Dataset:
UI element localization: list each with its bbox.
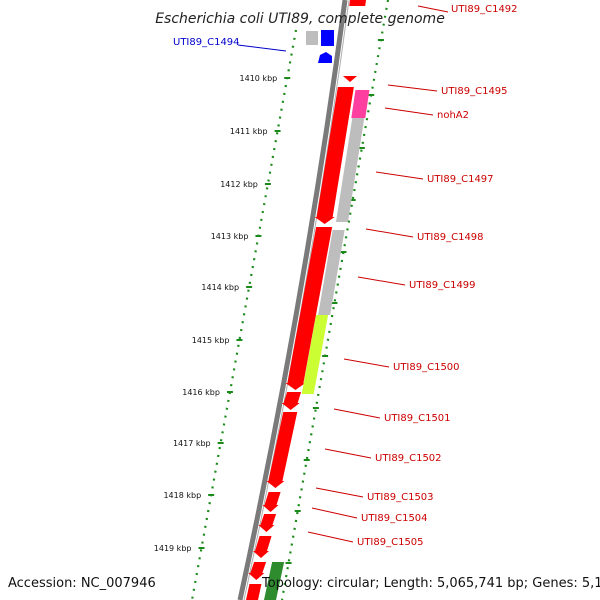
ruler-label: 1417 kbp — [173, 439, 211, 448]
label-connector — [237, 44, 287, 52]
label-connectors — [237, 5, 449, 543]
ruler-label: 1410 kbp — [240, 74, 278, 83]
label-connector — [384, 107, 434, 116]
label-connector — [357, 276, 406, 286]
gene-utI89-c1500 — [301, 315, 329, 394]
gene-label: UTI89_C1505 — [357, 537, 424, 548]
gene-utI89-c1502 — [266, 412, 298, 488]
gene-label: UTI89_C1504 — [361, 513, 428, 524]
ruler-label: 1416 kbp — [182, 388, 220, 397]
gray-feature-small — [306, 31, 318, 45]
gene-utI89-c1504 — [258, 514, 277, 532]
gene-lowest — [244, 584, 262, 600]
ruler-labels: 1410 kbp 1411 kbp 1412 kbp 1413 kbp 1414 kbp… — [154, 74, 277, 553]
red-small-arrow — [343, 76, 357, 82]
gene-utI89-c1495 — [314, 87, 354, 224]
label-connector — [343, 358, 390, 368]
ruler-dotted-line-inner — [190, 29, 298, 600]
gene-label: UTI89_C1503 — [367, 492, 434, 503]
gene-utI89-c1498 — [285, 227, 333, 390]
gene-label: UTI89_C1494 — [173, 37, 240, 48]
gene-label: UTI89_C1499 — [409, 280, 476, 291]
gene-utI89-c1501 — [281, 392, 302, 410]
label-connector — [375, 171, 424, 180]
genome-title: Escherichia coli UTI89, complete genome — [155, 11, 445, 27]
blue-gene-feature — [321, 30, 334, 46]
green-gene-feature — [264, 562, 285, 600]
gene-label: UTI89_C1492 — [451, 4, 518, 15]
accession-text: Accession: NC_007946 — [8, 576, 156, 591]
gene-lower — [248, 562, 267, 580]
label-connector — [311, 507, 358, 519]
label-connector — [365, 228, 414, 238]
topology-text: Topology: circular; Length: 5,065,741 bp… — [261, 576, 600, 591]
ruler-label: 1415 kbp — [192, 336, 230, 345]
label-connector — [307, 531, 354, 543]
ruler-label: 1419 kbp — [154, 544, 192, 553]
gene-utI89-c1499 — [318, 230, 345, 315]
blue-arrow-feature — [318, 52, 332, 63]
gene-features — [244, 0, 370, 600]
gene-labels: UTI89_C1492 UTI89_C1494 UTI89_C1495 nohA2 UT… — [173, 4, 518, 548]
label-connector — [333, 408, 381, 419]
gene-label: UTI89_C1501 — [384, 413, 451, 424]
gene-label: UTI89_C1497 — [427, 174, 494, 185]
gene-top-partial — [349, 0, 366, 6]
gene-utI89-c1497 — [335, 118, 365, 222]
ruler-label: 1411 kbp — [230, 127, 268, 136]
ruler-label: 1414 kbp — [201, 283, 239, 292]
gene-label: UTI89_C1498 — [417, 232, 484, 243]
ruler-dotted-lines — [190, 0, 390, 600]
gene-utI89-c1503 — [262, 492, 281, 512]
gene-utI89-c1505 — [252, 536, 272, 558]
label-connector — [417, 5, 449, 13]
gene-label: nohA2 — [437, 110, 469, 121]
gene-label: UTI89_C1500 — [393, 362, 460, 373]
label-connector — [324, 448, 372, 459]
ruler-label: 1412 kbp — [220, 180, 258, 189]
gene-nohA2 — [351, 90, 370, 118]
ruler-dotted-line-outer — [280, 0, 390, 600]
label-connector — [387, 84, 438, 92]
ruler-label: 1413 kbp — [211, 232, 249, 241]
gene-label: UTI89_C1502 — [375, 453, 442, 464]
label-connector — [315, 487, 364, 498]
gene-label: UTI89_C1495 — [441, 86, 508, 97]
ruler-label: 1418 kbp — [163, 491, 201, 500]
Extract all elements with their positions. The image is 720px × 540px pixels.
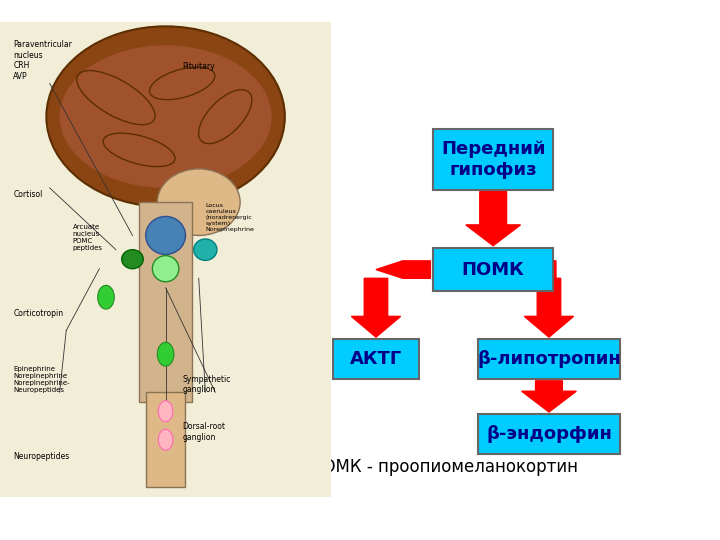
FancyBboxPatch shape <box>0 22 331 497</box>
Ellipse shape <box>153 255 179 282</box>
Text: Sympathetic
ganglion: Sympathetic ganglion <box>182 375 230 394</box>
Polygon shape <box>351 278 400 337</box>
Ellipse shape <box>46 26 285 207</box>
Ellipse shape <box>157 169 240 235</box>
Text: Dorsal-root
ganglion: Dorsal-root ganglion <box>182 422 225 442</box>
Ellipse shape <box>194 239 217 260</box>
Polygon shape <box>521 381 576 412</box>
FancyBboxPatch shape <box>433 248 553 292</box>
Text: Pituitary: Pituitary <box>182 62 215 71</box>
Text: Передний
гипофиз: Передний гипофиз <box>441 140 546 179</box>
Polygon shape <box>466 192 521 246</box>
FancyBboxPatch shape <box>478 414 620 454</box>
FancyBboxPatch shape <box>139 202 192 402</box>
FancyBboxPatch shape <box>145 392 186 487</box>
Text: Arcuate
nucleus
POMC
peptides: Arcuate nucleus POMC peptides <box>73 224 103 251</box>
Polygon shape <box>376 261 431 278</box>
Ellipse shape <box>60 45 271 188</box>
FancyBboxPatch shape <box>333 339 419 379</box>
Polygon shape <box>524 278 574 337</box>
Text: ПОМК: ПОМК <box>462 261 525 279</box>
Circle shape <box>158 429 173 450</box>
Text: Cortisol: Cortisol <box>13 191 42 199</box>
FancyBboxPatch shape <box>433 129 553 190</box>
Text: Locus
caeruleus
(noradrenergic
system)
Norepinephrine: Locus caeruleus (noradrenergic system) N… <box>205 204 254 232</box>
Circle shape <box>158 401 173 422</box>
Text: Corticotropin: Corticotropin <box>13 309 63 318</box>
Text: ПОМК - проопиомеланокортин: ПОМК - проопиомеланокортин <box>310 458 578 476</box>
Text: Paraventricular
nucleus
CRH
AVP: Paraventricular nucleus CRH AVP <box>13 40 72 80</box>
Text: β-эндорфин: β-эндорфин <box>486 425 612 443</box>
Text: Стресс система: Стресс система <box>116 458 253 476</box>
FancyBboxPatch shape <box>478 339 620 379</box>
Polygon shape <box>522 261 556 278</box>
Text: β-липотропин: β-липотропин <box>477 350 621 368</box>
Ellipse shape <box>122 249 143 269</box>
Circle shape <box>157 342 174 366</box>
Text: Neuropeptides: Neuropeptides <box>13 452 70 461</box>
Circle shape <box>98 285 114 309</box>
Text: Epinephrine
Norepinephrine
Norepinephrine-
Neuropeptides: Epinephrine Norepinephrine Norepinephrin… <box>13 366 70 393</box>
Ellipse shape <box>145 217 186 254</box>
Text: АКТГ: АКТГ <box>350 350 402 368</box>
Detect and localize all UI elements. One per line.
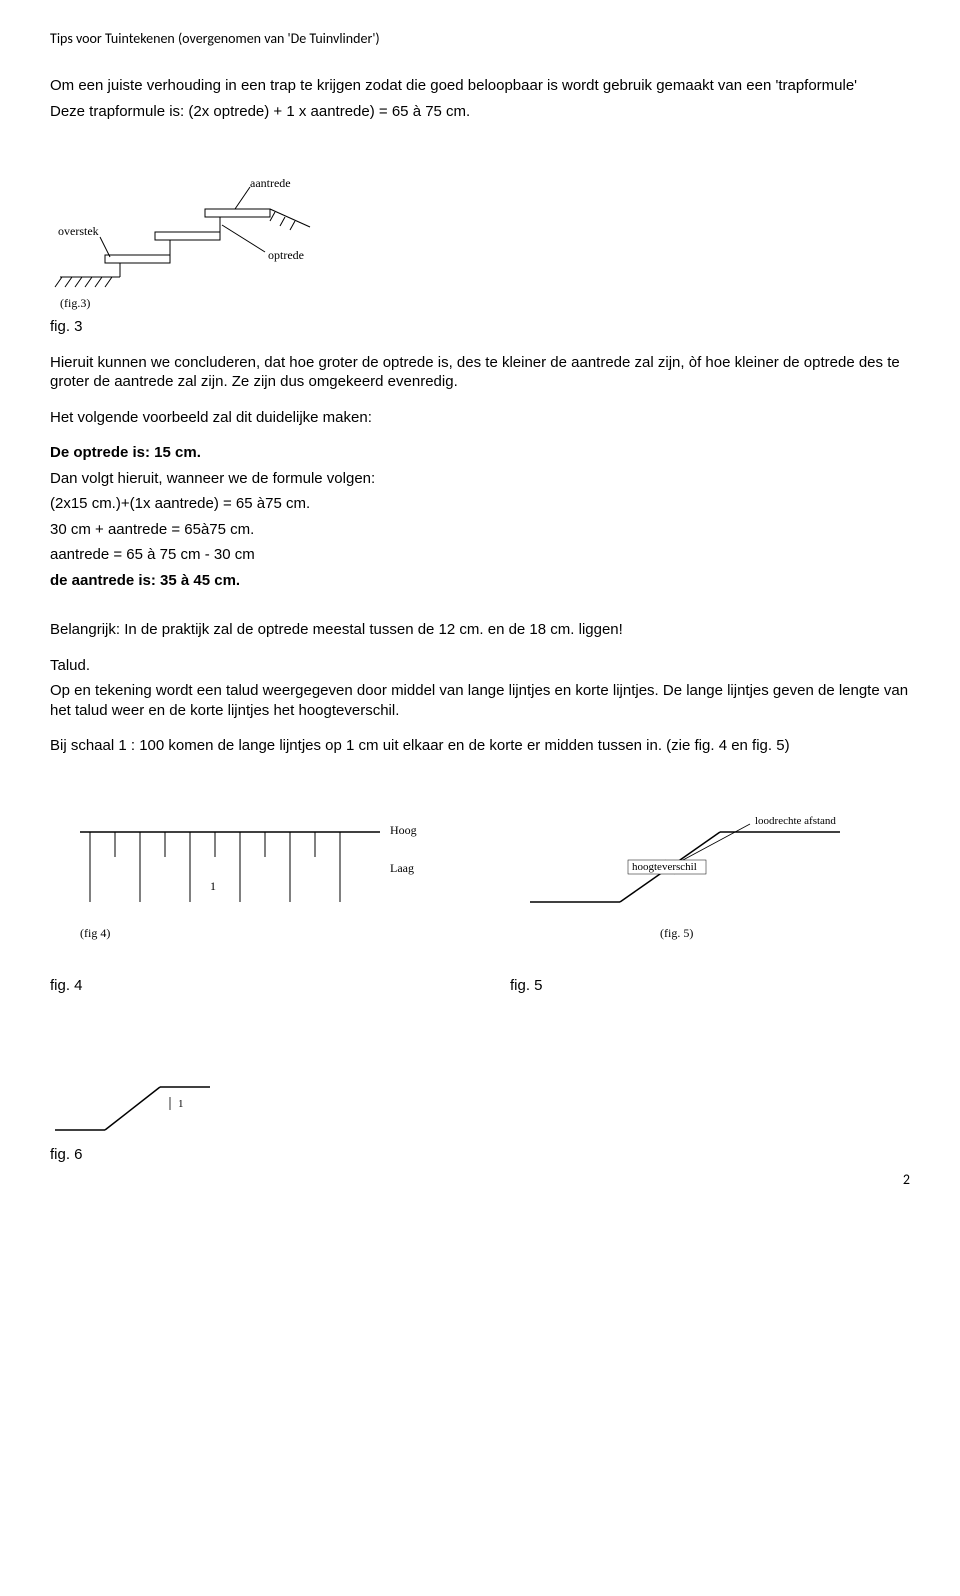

Problem requirements: If a line of the listing above holds the string "POMC", copy it.

Answer to this task:
POMC
peptides: Arcuate nucleus POMC peptides <box>73 224 103 251</box>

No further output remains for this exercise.